• **À faire**
Recopiez mot pour mot chaque ligne de l'ensemble des enregistrements qui suivent.

• **Matériel fourni**
■ ■ ■ ■ ■
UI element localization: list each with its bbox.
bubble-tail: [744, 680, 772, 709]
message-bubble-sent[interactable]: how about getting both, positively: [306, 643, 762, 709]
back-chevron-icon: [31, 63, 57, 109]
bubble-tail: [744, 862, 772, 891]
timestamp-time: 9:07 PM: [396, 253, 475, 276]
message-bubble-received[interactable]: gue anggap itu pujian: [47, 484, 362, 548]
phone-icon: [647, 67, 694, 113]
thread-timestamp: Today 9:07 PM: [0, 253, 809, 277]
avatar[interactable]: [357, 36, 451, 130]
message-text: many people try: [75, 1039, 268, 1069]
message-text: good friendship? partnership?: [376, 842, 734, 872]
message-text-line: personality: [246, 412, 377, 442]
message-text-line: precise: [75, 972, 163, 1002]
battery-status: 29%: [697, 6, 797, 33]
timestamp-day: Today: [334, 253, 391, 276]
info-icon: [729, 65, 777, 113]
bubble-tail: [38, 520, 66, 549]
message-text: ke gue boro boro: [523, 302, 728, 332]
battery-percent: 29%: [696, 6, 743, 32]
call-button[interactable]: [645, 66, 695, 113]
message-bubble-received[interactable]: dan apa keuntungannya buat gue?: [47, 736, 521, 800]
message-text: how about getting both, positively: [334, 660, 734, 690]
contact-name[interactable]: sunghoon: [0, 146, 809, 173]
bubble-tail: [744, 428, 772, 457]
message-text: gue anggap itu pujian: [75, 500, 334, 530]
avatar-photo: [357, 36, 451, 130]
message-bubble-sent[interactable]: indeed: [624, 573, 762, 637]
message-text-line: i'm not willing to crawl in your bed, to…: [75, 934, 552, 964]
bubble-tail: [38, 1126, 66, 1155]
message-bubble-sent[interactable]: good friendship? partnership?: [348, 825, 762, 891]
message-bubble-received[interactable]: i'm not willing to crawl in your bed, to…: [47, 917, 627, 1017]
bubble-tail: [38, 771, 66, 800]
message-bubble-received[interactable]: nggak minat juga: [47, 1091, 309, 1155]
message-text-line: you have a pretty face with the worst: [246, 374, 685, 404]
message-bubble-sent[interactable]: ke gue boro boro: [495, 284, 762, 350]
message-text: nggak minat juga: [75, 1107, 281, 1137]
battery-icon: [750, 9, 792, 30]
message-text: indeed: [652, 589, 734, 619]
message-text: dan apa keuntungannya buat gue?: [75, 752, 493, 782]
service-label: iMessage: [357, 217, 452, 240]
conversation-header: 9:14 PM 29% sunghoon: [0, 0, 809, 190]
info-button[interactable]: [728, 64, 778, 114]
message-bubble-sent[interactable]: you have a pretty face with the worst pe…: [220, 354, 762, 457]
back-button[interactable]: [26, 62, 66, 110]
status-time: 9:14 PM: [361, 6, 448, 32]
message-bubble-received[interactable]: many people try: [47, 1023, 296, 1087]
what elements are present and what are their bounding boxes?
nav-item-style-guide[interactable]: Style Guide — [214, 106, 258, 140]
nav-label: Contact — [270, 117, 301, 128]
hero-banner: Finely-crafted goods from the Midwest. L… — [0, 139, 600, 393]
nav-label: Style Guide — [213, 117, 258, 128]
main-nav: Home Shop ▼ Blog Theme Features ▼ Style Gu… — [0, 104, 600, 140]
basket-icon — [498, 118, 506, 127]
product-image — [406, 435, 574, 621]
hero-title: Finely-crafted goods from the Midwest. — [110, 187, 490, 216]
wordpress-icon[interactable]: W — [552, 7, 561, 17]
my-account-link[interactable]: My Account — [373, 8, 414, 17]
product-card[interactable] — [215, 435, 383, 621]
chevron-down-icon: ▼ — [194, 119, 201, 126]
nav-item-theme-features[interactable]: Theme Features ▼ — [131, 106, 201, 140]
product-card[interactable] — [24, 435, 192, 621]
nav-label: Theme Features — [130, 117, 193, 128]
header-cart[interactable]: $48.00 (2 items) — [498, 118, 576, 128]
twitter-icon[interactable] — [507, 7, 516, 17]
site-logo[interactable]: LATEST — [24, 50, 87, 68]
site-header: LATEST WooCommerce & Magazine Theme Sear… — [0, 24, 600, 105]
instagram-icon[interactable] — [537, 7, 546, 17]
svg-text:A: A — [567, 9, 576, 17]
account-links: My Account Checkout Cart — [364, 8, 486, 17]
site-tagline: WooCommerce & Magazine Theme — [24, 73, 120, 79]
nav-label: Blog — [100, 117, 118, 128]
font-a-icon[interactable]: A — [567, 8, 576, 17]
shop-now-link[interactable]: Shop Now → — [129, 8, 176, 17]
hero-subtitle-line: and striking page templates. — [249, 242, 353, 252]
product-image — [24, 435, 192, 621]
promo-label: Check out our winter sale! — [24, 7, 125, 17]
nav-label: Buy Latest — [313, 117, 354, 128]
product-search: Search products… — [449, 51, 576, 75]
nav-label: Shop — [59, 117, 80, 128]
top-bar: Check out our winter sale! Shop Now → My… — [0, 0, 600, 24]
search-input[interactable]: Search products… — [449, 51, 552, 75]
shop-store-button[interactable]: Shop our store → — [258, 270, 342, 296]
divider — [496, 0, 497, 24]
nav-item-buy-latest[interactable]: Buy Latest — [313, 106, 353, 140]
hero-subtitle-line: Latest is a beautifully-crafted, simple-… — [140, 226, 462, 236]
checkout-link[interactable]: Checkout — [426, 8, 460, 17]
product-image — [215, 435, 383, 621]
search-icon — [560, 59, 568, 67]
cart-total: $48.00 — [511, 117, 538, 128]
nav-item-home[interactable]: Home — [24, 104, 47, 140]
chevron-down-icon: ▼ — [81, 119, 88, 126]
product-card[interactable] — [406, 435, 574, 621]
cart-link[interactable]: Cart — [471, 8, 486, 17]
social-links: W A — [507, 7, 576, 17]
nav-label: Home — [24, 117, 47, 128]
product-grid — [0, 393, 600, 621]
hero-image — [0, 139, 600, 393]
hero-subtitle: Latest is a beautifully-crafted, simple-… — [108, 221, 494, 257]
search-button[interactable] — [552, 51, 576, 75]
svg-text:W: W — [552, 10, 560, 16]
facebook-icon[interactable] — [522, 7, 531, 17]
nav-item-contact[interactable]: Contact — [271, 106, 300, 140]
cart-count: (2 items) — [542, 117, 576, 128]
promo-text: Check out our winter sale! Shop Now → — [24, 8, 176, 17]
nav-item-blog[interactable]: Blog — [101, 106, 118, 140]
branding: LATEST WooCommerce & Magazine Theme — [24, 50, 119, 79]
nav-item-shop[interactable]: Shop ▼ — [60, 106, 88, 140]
■ ■ ■ ■ ■
• **Réponse écrite**
UI element localization: list each with its bbox.
bubble-tail: [744, 680, 772, 709]
message-bubble-sent[interactable]: how about getting both, positively: [306, 643, 762, 709]
back-chevron-icon: [31, 63, 57, 109]
bubble-tail: [744, 862, 772, 891]
timestamp-time: 9:07 PM: [396, 253, 475, 276]
message-bubble-received[interactable]: gue anggap itu pujian: [47, 484, 362, 548]
phone-icon: [647, 67, 694, 113]
thread-timestamp: Today 9:07 PM: [0, 253, 809, 277]
avatar[interactable]: [357, 36, 451, 130]
message-text: many people try: [75, 1039, 268, 1069]
message-text: good friendship? partnership?: [376, 842, 734, 872]
message-text-line: personality: [246, 412, 377, 442]
message-text-line: precise: [75, 972, 163, 1002]
battery-status: 29%: [697, 6, 797, 33]
timestamp-day: Today: [334, 253, 391, 276]
info-icon: [729, 65, 777, 113]
bubble-tail: [38, 520, 66, 549]
message-text: ke gue boro boro: [523, 302, 728, 332]
battery-percent: 29%: [696, 6, 743, 32]
call-button[interactable]: [645, 66, 695, 113]
message-bubble-received[interactable]: dan apa keuntungannya buat gue?: [47, 736, 521, 800]
message-text: how about getting both, positively: [334, 660, 734, 690]
contact-name[interactable]: sunghoon: [0, 146, 809, 173]
bubble-tail: [744, 428, 772, 457]
message-text: gue anggap itu pujian: [75, 500, 334, 530]
avatar-photo: [357, 36, 451, 130]
message-bubble-sent[interactable]: indeed: [624, 573, 762, 637]
message-text-line: i'm not willing to crawl in your bed, to…: [75, 934, 552, 964]
bubble-tail: [38, 1126, 66, 1155]
message-bubble-sent[interactable]: good friendship? partnership?: [348, 825, 762, 891]
message-bubble-received[interactable]: i'm not willing to crawl in your bed, to…: [47, 917, 627, 1017]
bubble-tail: [38, 771, 66, 800]
message-bubble-received[interactable]: nggak minat juga: [47, 1091, 309, 1155]
message-text-line: you have a pretty face with the worst: [246, 374, 685, 404]
message-bubble-sent[interactable]: ke gue boro boro: [495, 284, 762, 350]
message-text: nggak minat juga: [75, 1107, 281, 1137]
battery-icon: [750, 9, 792, 30]
message-text: indeed: [652, 589, 734, 619]
message-text: dan apa keuntungannya buat gue?: [75, 752, 493, 782]
service-label: iMessage: [357, 217, 452, 240]
conversation-header: 9:14 PM 29% sunghoon: [0, 0, 809, 190]
info-button[interactable]: [728, 64, 778, 114]
message-bubble-sent[interactable]: you have a pretty face with the worst pe…: [220, 354, 762, 457]
back-button[interactable]: [26, 62, 66, 110]
status-time: 9:14 PM: [361, 6, 448, 32]
message-bubble-received[interactable]: many people try: [47, 1023, 296, 1087]
what elements are present and what are their bounding boxes?
nav-item-style-guide[interactable]: Style Guide — [214, 106, 258, 140]
nav-label: Contact — [270, 117, 301, 128]
hero-banner: Finely-crafted goods from the Midwest. L… — [0, 139, 600, 393]
nav-label: Style Guide — [213, 117, 258, 128]
main-nav: Home Shop ▼ Blog Theme Features ▼ Style Gu… — [0, 104, 600, 140]
basket-icon — [498, 118, 506, 127]
product-image — [406, 435, 574, 621]
hero-title: Finely-crafted goods from the Midwest. — [110, 187, 490, 216]
wordpress-icon[interactable]: W — [552, 7, 561, 17]
my-account-link[interactable]: My Account — [373, 8, 414, 17]
product-card[interactable] — [215, 435, 383, 621]
chevron-down-icon: ▼ — [194, 119, 201, 126]
nav-item-theme-features[interactable]: Theme Features ▼ — [131, 106, 201, 140]
product-card[interactable] — [24, 435, 192, 621]
nav-label: Theme Features — [130, 117, 193, 128]
header-cart[interactable]: $48.00 (2 items) — [498, 118, 576, 128]
twitter-icon[interactable] — [507, 7, 516, 17]
site-logo[interactable]: LATEST — [24, 50, 87, 68]
site-header: LATEST WooCommerce & Magazine Theme Sear… — [0, 24, 600, 105]
instagram-icon[interactable] — [537, 7, 546, 17]
svg-text:A: A — [567, 9, 576, 17]
account-links: My Account Checkout Cart — [364, 8, 486, 17]
site-tagline: WooCommerce & Magazine Theme — [24, 73, 120, 79]
nav-label: Blog — [100, 117, 118, 128]
font-a-icon[interactable]: A — [567, 8, 576, 17]
shop-now-link[interactable]: Shop Now → — [129, 8, 176, 17]
hero-subtitle-line: and striking page templates. — [249, 242, 353, 252]
product-image — [24, 435, 192, 621]
promo-label: Check out our winter sale! — [24, 7, 125, 17]
nav-label: Buy Latest — [313, 117, 354, 128]
product-search: Search products… — [449, 51, 576, 75]
nav-label: Shop — [59, 117, 80, 128]
top-bar: Check out our winter sale! Shop Now → My… — [0, 0, 600, 24]
search-input[interactable]: Search products… — [449, 51, 552, 75]
shop-store-button[interactable]: Shop our store → — [258, 270, 342, 296]
divider — [496, 0, 497, 24]
nav-item-buy-latest[interactable]: Buy Latest — [313, 106, 353, 140]
hero-subtitle-line: Latest is a beautifully-crafted, simple-… — [140, 226, 462, 236]
checkout-link[interactable]: Checkout — [426, 8, 460, 17]
product-image — [215, 435, 383, 621]
search-icon — [560, 59, 568, 67]
cart-total: $48.00 — [511, 117, 538, 128]
nav-item-home[interactable]: Home — [24, 104, 47, 140]
chevron-down-icon: ▼ — [81, 119, 88, 126]
product-card[interactable] — [406, 435, 574, 621]
cart-link[interactable]: Cart — [471, 8, 486, 17]
social-links: W A — [507, 7, 576, 17]
nav-label: Home — [24, 117, 47, 128]
product-grid — [0, 393, 600, 621]
hero-image — [0, 139, 600, 393]
hero-subtitle: Latest is a beautifully-crafted, simple-… — [108, 221, 494, 257]
search-button[interactable] — [552, 51, 576, 75]
svg-text:W: W — [552, 10, 560, 16]
facebook-icon[interactable] — [522, 7, 531, 17]
nav-item-contact[interactable]: Contact — [271, 106, 300, 140]
cart-count: (2 items) — [542, 117, 576, 128]
promo-text: Check out our winter sale! Shop Now → — [24, 8, 176, 17]
nav-item-blog[interactable]: Blog — [101, 106, 118, 140]
branding: LATEST WooCommerce & Magazine Theme — [24, 50, 119, 79]
nav-item-shop[interactable]: Shop ▼ — [60, 106, 88, 140]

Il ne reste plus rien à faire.